*WHAT IS EXPECTED*. Take the entries below and print all of them exactly, please.

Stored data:
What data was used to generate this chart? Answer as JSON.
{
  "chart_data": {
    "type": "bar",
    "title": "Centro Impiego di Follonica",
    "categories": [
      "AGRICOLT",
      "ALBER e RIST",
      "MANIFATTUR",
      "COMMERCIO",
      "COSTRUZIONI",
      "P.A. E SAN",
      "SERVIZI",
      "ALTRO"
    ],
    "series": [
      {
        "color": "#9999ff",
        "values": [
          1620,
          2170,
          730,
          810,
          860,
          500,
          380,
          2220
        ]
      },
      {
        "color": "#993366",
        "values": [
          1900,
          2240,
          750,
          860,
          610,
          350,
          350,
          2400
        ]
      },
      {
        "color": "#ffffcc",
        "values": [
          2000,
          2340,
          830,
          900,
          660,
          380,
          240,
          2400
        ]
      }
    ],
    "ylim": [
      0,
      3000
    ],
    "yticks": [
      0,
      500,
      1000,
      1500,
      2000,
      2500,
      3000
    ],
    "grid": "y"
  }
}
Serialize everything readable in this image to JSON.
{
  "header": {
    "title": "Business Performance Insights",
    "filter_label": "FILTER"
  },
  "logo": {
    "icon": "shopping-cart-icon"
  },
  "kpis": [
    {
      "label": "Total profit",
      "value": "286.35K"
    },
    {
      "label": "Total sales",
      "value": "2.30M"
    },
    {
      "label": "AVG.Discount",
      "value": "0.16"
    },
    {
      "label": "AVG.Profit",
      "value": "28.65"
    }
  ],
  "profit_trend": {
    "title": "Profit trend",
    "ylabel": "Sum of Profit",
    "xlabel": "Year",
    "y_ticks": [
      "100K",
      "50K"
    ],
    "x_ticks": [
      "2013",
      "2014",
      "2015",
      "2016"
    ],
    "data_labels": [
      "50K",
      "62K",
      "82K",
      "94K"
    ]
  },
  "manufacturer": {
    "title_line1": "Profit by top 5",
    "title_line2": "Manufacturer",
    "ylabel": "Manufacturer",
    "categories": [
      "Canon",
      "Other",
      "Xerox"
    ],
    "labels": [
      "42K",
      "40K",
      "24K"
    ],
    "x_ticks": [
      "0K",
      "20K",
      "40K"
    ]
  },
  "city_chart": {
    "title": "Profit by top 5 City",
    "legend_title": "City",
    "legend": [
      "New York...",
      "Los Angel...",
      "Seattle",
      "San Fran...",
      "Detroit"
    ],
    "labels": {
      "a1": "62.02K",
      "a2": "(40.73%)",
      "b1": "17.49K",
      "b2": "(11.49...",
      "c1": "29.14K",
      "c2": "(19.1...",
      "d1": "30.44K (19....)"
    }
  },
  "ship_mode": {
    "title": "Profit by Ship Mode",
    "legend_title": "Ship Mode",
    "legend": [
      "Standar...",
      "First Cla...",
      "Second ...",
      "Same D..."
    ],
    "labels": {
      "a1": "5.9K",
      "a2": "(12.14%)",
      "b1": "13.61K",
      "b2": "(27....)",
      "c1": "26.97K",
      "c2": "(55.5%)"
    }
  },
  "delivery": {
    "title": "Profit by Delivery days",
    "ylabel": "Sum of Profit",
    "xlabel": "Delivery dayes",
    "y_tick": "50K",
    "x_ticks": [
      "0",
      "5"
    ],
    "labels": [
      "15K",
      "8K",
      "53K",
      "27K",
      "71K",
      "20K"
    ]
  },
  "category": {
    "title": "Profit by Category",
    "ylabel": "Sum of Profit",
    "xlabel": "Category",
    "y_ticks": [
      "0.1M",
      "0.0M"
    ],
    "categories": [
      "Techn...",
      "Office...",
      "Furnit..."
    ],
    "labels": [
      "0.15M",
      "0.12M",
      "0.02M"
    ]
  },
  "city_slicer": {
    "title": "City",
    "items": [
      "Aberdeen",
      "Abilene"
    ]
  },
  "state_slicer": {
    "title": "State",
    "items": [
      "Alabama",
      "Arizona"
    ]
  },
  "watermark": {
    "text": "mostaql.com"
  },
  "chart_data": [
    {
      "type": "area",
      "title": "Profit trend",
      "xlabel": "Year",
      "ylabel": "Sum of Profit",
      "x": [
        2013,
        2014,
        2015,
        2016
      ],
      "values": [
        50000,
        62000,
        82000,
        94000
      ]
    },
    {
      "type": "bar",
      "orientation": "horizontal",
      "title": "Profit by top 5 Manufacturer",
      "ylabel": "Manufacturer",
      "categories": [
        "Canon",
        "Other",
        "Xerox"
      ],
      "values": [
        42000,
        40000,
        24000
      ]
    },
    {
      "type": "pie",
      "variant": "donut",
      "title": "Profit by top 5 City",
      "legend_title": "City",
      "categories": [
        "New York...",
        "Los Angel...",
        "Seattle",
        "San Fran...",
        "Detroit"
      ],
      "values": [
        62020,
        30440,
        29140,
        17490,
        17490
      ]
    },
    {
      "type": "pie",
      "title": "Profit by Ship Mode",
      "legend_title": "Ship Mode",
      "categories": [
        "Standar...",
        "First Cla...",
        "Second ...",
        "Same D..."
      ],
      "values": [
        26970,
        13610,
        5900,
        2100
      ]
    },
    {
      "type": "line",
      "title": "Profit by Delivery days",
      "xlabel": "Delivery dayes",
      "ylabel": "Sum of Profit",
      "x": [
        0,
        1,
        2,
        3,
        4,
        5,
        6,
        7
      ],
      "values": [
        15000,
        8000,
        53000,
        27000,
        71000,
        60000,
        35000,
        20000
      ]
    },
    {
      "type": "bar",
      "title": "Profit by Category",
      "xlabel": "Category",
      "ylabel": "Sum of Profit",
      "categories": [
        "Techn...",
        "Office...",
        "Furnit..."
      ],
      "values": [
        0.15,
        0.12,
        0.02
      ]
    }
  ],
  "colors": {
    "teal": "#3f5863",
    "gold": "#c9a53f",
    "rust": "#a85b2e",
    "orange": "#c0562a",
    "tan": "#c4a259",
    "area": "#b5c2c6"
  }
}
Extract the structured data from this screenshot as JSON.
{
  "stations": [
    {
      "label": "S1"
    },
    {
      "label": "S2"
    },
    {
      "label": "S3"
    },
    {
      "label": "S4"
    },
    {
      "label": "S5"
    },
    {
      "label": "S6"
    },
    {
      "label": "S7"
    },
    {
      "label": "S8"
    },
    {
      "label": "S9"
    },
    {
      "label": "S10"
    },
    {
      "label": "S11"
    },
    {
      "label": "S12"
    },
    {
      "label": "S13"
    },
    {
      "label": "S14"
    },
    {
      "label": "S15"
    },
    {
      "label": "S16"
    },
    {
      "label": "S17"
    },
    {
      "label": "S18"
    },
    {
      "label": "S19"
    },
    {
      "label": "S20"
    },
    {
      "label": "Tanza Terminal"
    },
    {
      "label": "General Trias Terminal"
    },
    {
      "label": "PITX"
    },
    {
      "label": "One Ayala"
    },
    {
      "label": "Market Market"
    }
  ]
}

*TASK ANSWER*.
What data was used to generate this chart? Answer as JSON.
{
  "chart_data": {
    "type": "bar",
    "title": "Centro Impiego di Follonica",
    "categories": [
      "AGRICOLT",
      "ALBER e RIST",
      "MANIFATTUR",
      "COMMERCIO",
      "COSTRUZIONI",
      "P.A. E SAN",
      "SERVIZI",
      "ALTRO"
    ],
    "series": [
      {
        "color": "#9999ff",
        "values": [
          1620,
          2170,
          730,
          810,
          860,
          500,
          380,
          2220
        ]
      },
      {
        "color": "#993366",
        "values": [
          1900,
          2240,
          750,
          860,
          610,
          350,
          350,
          2400
        ]
      },
      {
        "color": "#ffffcc",
        "values": [
          2000,
          2340,
          830,
          900,
          660,
          380,
          240,
          2400
        ]
      }
    ],
    "ylim": [
      0,
      3000
    ],
    "yticks": [
      0,
      500,
      1000,
      1500,
      2000,
      2500,
      3000
    ],
    "grid": "y"
  }
}
Serialize everything readable in this image to JSON.
{
  "header": {
    "title": "Business Performance Insights",
    "filter_label": "FILTER"
  },
  "logo": {
    "icon": "shopping-cart-icon"
  },
  "kpis": [
    {
      "label": "Total profit",
      "value": "286.35K"
    },
    {
      "label": "Total sales",
      "value": "2.30M"
    },
    {
      "label": "AVG.Discount",
      "value": "0.16"
    },
    {
      "label": "AVG.Profit",
      "value": "28.65"
    }
  ],
  "profit_trend": {
    "title": "Profit trend",
    "ylabel": "Sum of Profit",
    "xlabel": "Year",
    "y_ticks": [
      "100K",
      "50K"
    ],
    "x_ticks": [
      "2013",
      "2014",
      "2015",
      "2016"
    ],
    "data_labels": [
      "50K",
      "62K",
      "82K",
      "94K"
    ]
  },
  "manufacturer": {
    "title_line1": "Profit by top 5",
    "title_line2": "Manufacturer",
    "ylabel": "Manufacturer",
    "categories": [
      "Canon",
      "Other",
      "Xerox"
    ],
    "labels": [
      "42K",
      "40K",
      "24K"
    ],
    "x_ticks": [
      "0K",
      "20K",
      "40K"
    ]
  },
  "city_chart": {
    "title": "Profit by top 5 City",
    "legend_title": "City",
    "legend": [
      "New York...",
      "Los Angel...",
      "Seattle",
      "San Fran...",
      "Detroit"
    ],
    "labels": {
      "a1": "62.02K",
      "a2": "(40.73%)",
      "b1": "17.49K",
      "b2": "(11.49...",
      "c1": "29.14K",
      "c2": "(19.1...",
      "d1": "30.44K (19....)"
    }
  },
  "ship_mode": {
    "title": "Profit by Ship Mode",
    "legend_title": "Ship Mode",
    "legend": [
      "Standar...",
      "First Cla...",
      "Second ...",
      "Same D..."
    ],
    "labels": {
      "a1": "5.9K",
      "a2": "(12.14%)",
      "b1": "13.61K",
      "b2": "(27....)",
      "c1": "26.97K",
      "c2": "(55.5%)"
    }
  },
  "delivery": {
    "title": "Profit by Delivery days",
    "ylabel": "Sum of Profit",
    "xlabel": "Delivery dayes",
    "y_tick": "50K",
    "x_ticks": [
      "0",
      "5"
    ],
    "labels": [
      "15K",
      "8K",
      "53K",
      "27K",
      "71K",
      "20K"
    ]
  },
  "category": {
    "title": "Profit by Category",
    "ylabel": "Sum of Profit",
    "xlabel": "Category",
    "y_ticks": [
      "0.1M",
      "0.0M"
    ],
    "categories": [
      "Techn...",
      "Office...",
      "Furnit..."
    ],
    "labels": [
      "0.15M",
      "0.12M",
      "0.02M"
    ]
  },
  "city_slicer": {
    "title": "City",
    "items": [
      "Aberdeen",
      "Abilene"
    ]
  },
  "state_slicer": {
    "title": "State",
    "items": [
      "Alabama",
      "Arizona"
    ]
  },
  "watermark": {
    "text": "mostaql.com"
  },
  "chart_data": [
    {
      "type": "area",
      "title": "Profit trend",
      "xlabel": "Year",
      "ylabel": "Sum of Profit",
      "x": [
        2013,
        2014,
        2015,
        2016
      ],
      "values": [
        50000,
        62000,
        82000,
        94000
      ]
    },
    {
      "type": "bar",
      "orientation": "horizontal",
      "title": "Profit by top 5 Manufacturer",
      "ylabel": "Manufacturer",
      "categories": [
        "Canon",
        "Other",
        "Xerox"
      ],
      "values": [
        42000,
        40000,
        24000
      ]
    },
    {
      "type": "pie",
      "variant": "donut",
      "title": "Profit by top 5 City",
      "legend_title": "City",
      "categories": [
        "New York...",
        "Los Angel...",
        "Seattle",
        "San Fran...",
        "Detroit"
      ],
      "values": [
        62020,
        30440,
        29140,
        17490,
        17490
      ]
    },
    {
      "type": "pie",
      "title": "Profit by Ship Mode",
      "legend_title": "Ship Mode",
      "categories": [
        "Standar...",
        "First Cla...",
        "Second ...",
        "Same D..."
      ],
      "values": [
        26970,
        13610,
        5900,
        2100
      ]
    },
    {
      "type": "line",
      "title": "Profit by Delivery days",
      "xlabel": "Delivery dayes",
      "ylabel": "Sum of Profit",
      "x": [
        0,
        1,
        2,
        3,
        4,
        5,
        6,
        7
      ],
      "values": [
        15000,
        8000,
        53000,
        27000,
        71000,
        60000,
        35000,
        20000
      ]
    },
    {
      "type": "bar",
      "title": "Profit by Category",
      "xlabel": "Category",
      "ylabel": "Sum of Profit",
      "categories": [
        "Techn...",
        "Office...",
        "Furnit..."
      ],
      "values": [
        0.15,
        0.12,
        0.02
      ]
    }
  ],
  "colors": {
    "teal": "#3f5863",
    "gold": "#c9a53f",
    "rust": "#a85b2e",
    "orange": "#c0562a",
    "tan": "#c4a259",
    "area": "#b5c2c6"
  }
}
Extract the structured data from this screenshot as JSON.
{
  "stations": [
    {
      "label": "S1"
    },
    {
      "label": "S2"
    },
    {
      "label": "S3"
    },
    {
      "label": "S4"
    },
    {
      "label": "S5"
    },
    {
      "label": "S6"
    },
    {
      "label": "S7"
    },
    {
      "label": "S8"
    },
    {
      "label": "S9"
    },
    {
      "label": "S10"
    },
    {
      "label": "S11"
    },
    {
      "label": "S12"
    },
    {
      "label": "S13"
    },
    {
      "label": "S14"
    },
    {
      "label": "S15"
    },
    {
      "label": "S16"
    },
    {
      "label": "S17"
    },
    {
      "label": "S18"
    },
    {
      "label": "S19"
    },
    {
      "label": "S20"
    },
    {
      "label": "Tanza Terminal"
    },
    {
      "label": "General Trias Terminal"
    },
    {
      "label": "PITX"
    },
    {
      "label": "One Ayala"
    },
    {
      "label": "Market Market"
    }
  ]
}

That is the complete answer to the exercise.